-------- Trecho do documento
CAFÉ PARIS, NITERÓI, RJ, ANOS 1920 III
BRASIL DOS REIS - E DAS RAINHAS
Nelson Marzullo Tangerini
Brasil dos Reis foi um dos poetas da Roda do Café Paris, que deu a Niterói, ex capital fluminense, um dos maiores movimentos literários do antigo Estado do Rio de Janeiro.
Natural de Angra dos Reis, RJ, onde nasceu, a 4 de maio de 1895, Benedito Angrense dos Reis Vargas, assinava seus sonetos ora como Brasil dos Reis, ora como Brasil das Rainhas.
Vasculhando os arquivos de meu pai, Nestor Tangerini, amigo “parisiense” de Brasil nos anos 1920, eis que encontro um exemplar da revista OQA de 19.6.1930. Com todo cuidado, toquei as velhas, frágeis e amareladas folhas da referida publicação. Na página 39, encontro dois textos de Brasil: um soneto humorístico e uma croniqueta – esta, falando de sua terra natal, Angra dos Reis.
----------------
* Exercícios propostos *
A: Indique se cada afirmação concorda com o texto sobre Brasil dos Reis e justifique com as palavras exatas do texto. (i) Brasil dos Reis nasceu em Niterói. (ii) Ele assinava seus sonetos também como Brasil das Rainhas. (iii) Na página 39 da revista OQA há dois textos de Brasil dos Reis.
B: Prossiga o texto sobre Brasil dos Reis a partir da última frase apresentada.
-------- Dados fornecidos
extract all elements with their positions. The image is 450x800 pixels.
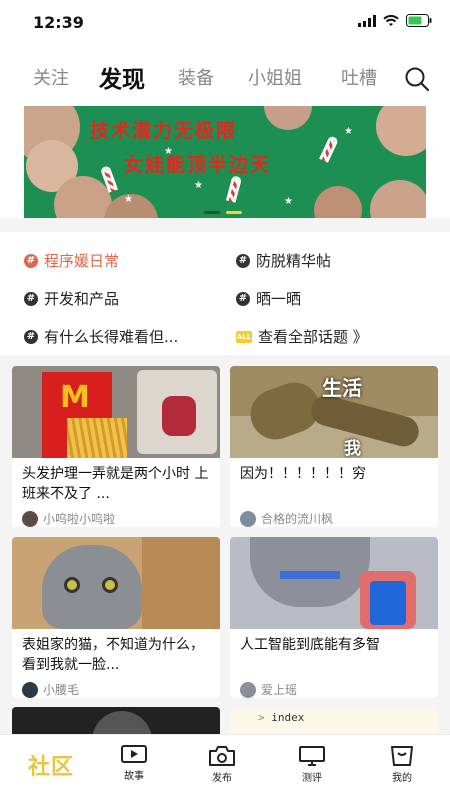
----------------
* Exercícios resolvidos *
A:
(i) Não: "Natural de Angra dos Reis, RJ, onde nasceu, a 4 de maio de 1895".
(ii) Sim: "assinava seus sonetos ora como Brasil dos Reis, ora como Brasil das Rainhas".
(iii) Sim: "Na página 39, encontro dois textos de Brasil: um soneto humorístico e uma croniqueta".

B:
Não me estenderia sobre Brasil dos Reis, uma vez que Emmanuel de Macedo Soares deixou crônica expressiva, intitulada “Brasil dos Reis, o último romântico” sobre o poeta angrense – e, lógico, fluminense.
Limito-me aqui, a escrever sobre este grande nome da literatura fluminense, republicando, aqui, seus dois textos:
“FRAQUEZA RUDE
Certa vez, o Fidelis Patarata,
poeta de pé quebrado e gambias finas,
babou-se por um ‘taco’ de mulata
e meteu-se a rodeá-la das esquinas.
Mas, oh!, desprezo que intimida e mata!
Bufou-lhe a cujas as ânsias fesceninas ,
e o vizinho respondeu, na mesma data,
num vil soneto em frases superfinas.
E o poeta lhe mandava, comovido,
nas estrofes meladas dum soneto,
seu coração em mágoas envolvido.
E o caso (que aqui vai tal como foi)
é que a zinha volveu-lhe, em tom facete,
como só comia coração de boi”.
Antes, porém, de passarmos para o segundo texto, devo explicar o significado da palavra “fescenina”: poesia grosseira e licenciosa que os romanos importaram da Fescência, cidade da Etrúria. Como se sabe, a civilização etrusca misteriosamente desapareceu sem deixar vestígios, e seus escritos jamais foram decifrados.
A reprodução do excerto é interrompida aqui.